**Set task**
Repeat the records below exactly as they appear.

**Rows**
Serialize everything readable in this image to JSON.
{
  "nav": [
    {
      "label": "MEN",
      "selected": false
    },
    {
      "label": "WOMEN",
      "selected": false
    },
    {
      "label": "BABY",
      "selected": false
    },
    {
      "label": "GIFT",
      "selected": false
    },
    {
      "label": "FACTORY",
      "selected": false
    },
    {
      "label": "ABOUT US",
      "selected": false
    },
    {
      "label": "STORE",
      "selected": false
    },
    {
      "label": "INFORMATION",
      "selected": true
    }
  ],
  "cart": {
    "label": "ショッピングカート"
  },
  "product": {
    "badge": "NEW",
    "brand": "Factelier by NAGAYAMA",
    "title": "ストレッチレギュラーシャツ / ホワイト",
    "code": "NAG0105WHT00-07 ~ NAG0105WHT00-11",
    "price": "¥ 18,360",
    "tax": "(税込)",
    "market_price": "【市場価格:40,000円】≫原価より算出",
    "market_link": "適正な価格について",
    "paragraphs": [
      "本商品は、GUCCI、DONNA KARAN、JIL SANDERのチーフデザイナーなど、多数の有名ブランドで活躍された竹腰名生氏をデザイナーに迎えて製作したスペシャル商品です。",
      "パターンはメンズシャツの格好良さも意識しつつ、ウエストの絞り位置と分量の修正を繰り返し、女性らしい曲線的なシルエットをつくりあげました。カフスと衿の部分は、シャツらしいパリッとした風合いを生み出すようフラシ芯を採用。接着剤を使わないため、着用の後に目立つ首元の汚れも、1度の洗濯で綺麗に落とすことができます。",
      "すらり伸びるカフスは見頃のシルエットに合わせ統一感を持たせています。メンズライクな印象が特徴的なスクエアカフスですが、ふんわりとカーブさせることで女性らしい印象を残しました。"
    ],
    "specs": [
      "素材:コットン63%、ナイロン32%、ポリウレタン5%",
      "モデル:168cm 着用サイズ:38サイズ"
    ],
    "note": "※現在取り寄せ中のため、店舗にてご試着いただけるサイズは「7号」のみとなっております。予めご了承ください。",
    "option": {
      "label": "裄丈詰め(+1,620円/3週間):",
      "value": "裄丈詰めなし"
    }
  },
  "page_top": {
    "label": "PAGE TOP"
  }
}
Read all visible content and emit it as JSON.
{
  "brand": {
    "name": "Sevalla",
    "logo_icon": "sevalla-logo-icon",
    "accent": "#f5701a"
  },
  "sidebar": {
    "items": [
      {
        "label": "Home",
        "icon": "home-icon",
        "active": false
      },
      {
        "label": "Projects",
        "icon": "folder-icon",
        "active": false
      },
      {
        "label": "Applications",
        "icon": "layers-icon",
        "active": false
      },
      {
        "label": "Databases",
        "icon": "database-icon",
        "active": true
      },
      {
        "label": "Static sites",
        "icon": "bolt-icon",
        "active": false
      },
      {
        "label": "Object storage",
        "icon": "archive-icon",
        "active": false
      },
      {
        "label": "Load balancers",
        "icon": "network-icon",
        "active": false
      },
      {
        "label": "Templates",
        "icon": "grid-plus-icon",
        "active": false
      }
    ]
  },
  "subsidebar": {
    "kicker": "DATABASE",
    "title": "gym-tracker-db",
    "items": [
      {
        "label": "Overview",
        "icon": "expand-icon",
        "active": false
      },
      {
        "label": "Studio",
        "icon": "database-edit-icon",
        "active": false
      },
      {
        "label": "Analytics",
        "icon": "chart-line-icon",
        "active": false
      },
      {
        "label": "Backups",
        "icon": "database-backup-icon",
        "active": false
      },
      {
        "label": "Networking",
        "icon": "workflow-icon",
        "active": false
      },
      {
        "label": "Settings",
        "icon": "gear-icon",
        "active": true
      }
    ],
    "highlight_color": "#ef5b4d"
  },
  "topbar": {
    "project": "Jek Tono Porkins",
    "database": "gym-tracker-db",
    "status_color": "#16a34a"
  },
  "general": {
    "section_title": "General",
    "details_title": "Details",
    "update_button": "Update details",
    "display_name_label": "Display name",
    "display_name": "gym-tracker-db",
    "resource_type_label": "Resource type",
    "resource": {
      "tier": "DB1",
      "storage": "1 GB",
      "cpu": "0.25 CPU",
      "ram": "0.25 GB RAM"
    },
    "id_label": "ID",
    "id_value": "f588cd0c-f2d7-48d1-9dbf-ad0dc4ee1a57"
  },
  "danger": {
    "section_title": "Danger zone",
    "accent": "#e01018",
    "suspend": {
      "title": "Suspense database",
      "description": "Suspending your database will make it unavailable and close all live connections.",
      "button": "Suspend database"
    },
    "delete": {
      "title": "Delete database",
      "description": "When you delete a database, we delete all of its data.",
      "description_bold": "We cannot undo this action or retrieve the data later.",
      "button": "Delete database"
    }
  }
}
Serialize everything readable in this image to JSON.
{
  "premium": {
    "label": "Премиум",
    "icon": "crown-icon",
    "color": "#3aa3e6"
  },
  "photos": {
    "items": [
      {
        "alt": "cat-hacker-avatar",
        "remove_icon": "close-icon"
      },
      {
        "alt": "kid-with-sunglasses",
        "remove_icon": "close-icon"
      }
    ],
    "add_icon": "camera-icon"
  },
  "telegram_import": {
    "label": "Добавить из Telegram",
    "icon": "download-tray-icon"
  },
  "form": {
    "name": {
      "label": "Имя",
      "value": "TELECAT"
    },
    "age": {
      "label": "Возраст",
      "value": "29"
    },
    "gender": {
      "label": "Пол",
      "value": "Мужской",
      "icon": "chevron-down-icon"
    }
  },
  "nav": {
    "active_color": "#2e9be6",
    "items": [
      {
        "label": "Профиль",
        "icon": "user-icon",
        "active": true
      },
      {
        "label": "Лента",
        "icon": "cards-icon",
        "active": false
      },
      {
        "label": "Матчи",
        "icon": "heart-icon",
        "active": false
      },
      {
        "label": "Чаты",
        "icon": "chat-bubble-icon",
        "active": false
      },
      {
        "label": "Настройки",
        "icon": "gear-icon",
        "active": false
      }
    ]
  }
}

**Task response**
Serialize everything readable in this image to JSON.
{
  "nav": [
    {
      "label": "MEN",
      "selected": false
    },
    {
      "label": "WOMEN",
      "selected": false
    },
    {
      "label": "BABY",
      "selected": false
    },
    {
      "label": "GIFT",
      "selected": false
    },
    {
      "label": "FACTORY",
      "selected": false
    },
    {
      "label": "ABOUT US",
      "selected": false
    },
    {
      "label": "STORE",
      "selected": false
    },
    {
      "label": "INFORMATION",
      "selected": true
    }
  ],
  "cart": {
    "label": "ショッピングカート"
  },
  "product": {
    "badge": "NEW",
    "brand": "Factelier by NAGAYAMA",
    "title": "ストレッチレギュラーシャツ / ホワイト",
    "code": "NAG0105WHT00-07 ~ NAG0105WHT00-11",
    "price": "¥ 18,360",
    "tax": "(税込)",
    "market_price": "【市場価格:40,000円】≫原価より算出",
    "market_link": "適正な価格について",
    "paragraphs": [
      "本商品は、GUCCI、DONNA KARAN、JIL SANDERのチーフデザイナーなど、多数の有名ブランドで活躍された竹腰名生氏をデザイナーに迎えて製作したスペシャル商品です。",
      "パターンはメンズシャツの格好良さも意識しつつ、ウエストの絞り位置と分量の修正を繰り返し、女性らしい曲線的なシルエットをつくりあげました。カフスと衿の部分は、シャツらしいパリッとした風合いを生み出すようフラシ芯を採用。接着剤を使わないため、着用の後に目立つ首元の汚れも、1度の洗濯で綺麗に落とすことができます。",
      "すらり伸びるカフスは見頃のシルエットに合わせ統一感を持たせています。メンズライクな印象が特徴的なスクエアカフスですが、ふんわりとカーブさせることで女性らしい印象を残しました。"
    ],
    "specs": [
      "素材:コットン63%、ナイロン32%、ポリウレタン5%",
      "モデル:168cm 着用サイズ:38サイズ"
    ],
    "note": "※現在取り寄せ中のため、店舗にてご試着いただけるサイズは「7号」のみとなっております。予めご了承ください。",
    "option": {
      "label": "裄丈詰め(+1,620円/3週間):",
      "value": "裄丈詰めなし"
    }
  },
  "page_top": {
    "label": "PAGE TOP"
  }
}
Read all visible content and emit it as JSON.
{
  "brand": {
    "name": "Sevalla",
    "logo_icon": "sevalla-logo-icon",
    "accent": "#f5701a"
  },
  "sidebar": {
    "items": [
      {
        "label": "Home",
        "icon": "home-icon",
        "active": false
      },
      {
        "label": "Projects",
        "icon": "folder-icon",
        "active": false
      },
      {
        "label": "Applications",
        "icon": "layers-icon",
        "active": false
      },
      {
        "label": "Databases",
        "icon": "database-icon",
        "active": true
      },
      {
        "label": "Static sites",
        "icon": "bolt-icon",
        "active": false
      },
      {
        "label": "Object storage",
        "icon": "archive-icon",
        "active": false
      },
      {
        "label": "Load balancers",
        "icon": "network-icon",
        "active": false
      },
      {
        "label": "Templates",
        "icon": "grid-plus-icon",
        "active": false
      }
    ]
  },
  "subsidebar": {
    "kicker": "DATABASE",
    "title": "gym-tracker-db",
    "items": [
      {
        "label": "Overview",
        "icon": "expand-icon",
        "active": false
      },
      {
        "label": "Studio",
        "icon": "database-edit-icon",
        "active": false
      },
      {
        "label": "Analytics",
        "icon": "chart-line-icon",
        "active": false
      },
      {
        "label": "Backups",
        "icon": "database-backup-icon",
        "active": false
      },
      {
        "label": "Networking",
        "icon": "workflow-icon",
        "active": false
      },
      {
        "label": "Settings",
        "icon": "gear-icon",
        "active": true
      }
    ],
    "highlight_color": "#ef5b4d"
  },
  "topbar": {
    "project": "Jek Tono Porkins",
    "database": "gym-tracker-db",
    "status_color": "#16a34a"
  },
  "general": {
    "section_title": "General",
    "details_title": "Details",
    "update_button": "Update details",
    "display_name_label": "Display name",
    "display_name": "gym-tracker-db",
    "resource_type_label": "Resource type",
    "resource": {
      "tier": "DB1",
      "storage": "1 GB",
      "cpu": "0.25 CPU",
      "ram": "0.25 GB RAM"
    },
    "id_label": "ID",
    "id_value": "f588cd0c-f2d7-48d1-9dbf-ad0dc4ee1a57"
  },
  "danger": {
    "section_title": "Danger zone",
    "accent": "#e01018",
    "suspend": {
      "title": "Suspense database",
      "description": "Suspending your database will make it unavailable and close all live connections.",
      "button": "Suspend database"
    },
    "delete": {
      "title": "Delete database",
      "description": "When you delete a database, we delete all of its data.",
      "description_bold": "We cannot undo this action or retrieve the data later.",
      "button": "Delete database"
    }
  }
}
Serialize everything readable in this image to JSON.
{
  "premium": {
    "label": "Премиум",
    "icon": "crown-icon",
    "color": "#3aa3e6"
  },
  "photos": {
    "items": [
      {
        "alt": "cat-hacker-avatar",
        "remove_icon": "close-icon"
      },
      {
        "alt": "kid-with-sunglasses",
        "remove_icon": "close-icon"
      }
    ],
    "add_icon": "camera-icon"
  },
  "telegram_import": {
    "label": "Добавить из Telegram",
    "icon": "download-tray-icon"
  },
  "form": {
    "name": {
      "label": "Имя",
      "value": "TELECAT"
    },
    "age": {
      "label": "Возраст",
      "value": "29"
    },
    "gender": {
      "label": "Пол",
      "value": "Мужской",
      "icon": "chevron-down-icon"
    }
  },
  "nav": {
    "active_color": "#2e9be6",
    "items": [
      {
        "label": "Профиль",
        "icon": "user-icon",
        "active": true
      },
      {
        "label": "Лента",
        "icon": "cards-icon",
        "active": false
      },
      {
        "label": "Матчи",
        "icon": "heart-icon",
        "active": false
      },
      {
        "label": "Чаты",
        "icon": "chat-bubble-icon",
        "active": false
      },
      {
        "label": "Настройки",
        "icon": "gear-icon",
        "active": false
      }
    ]
  }
}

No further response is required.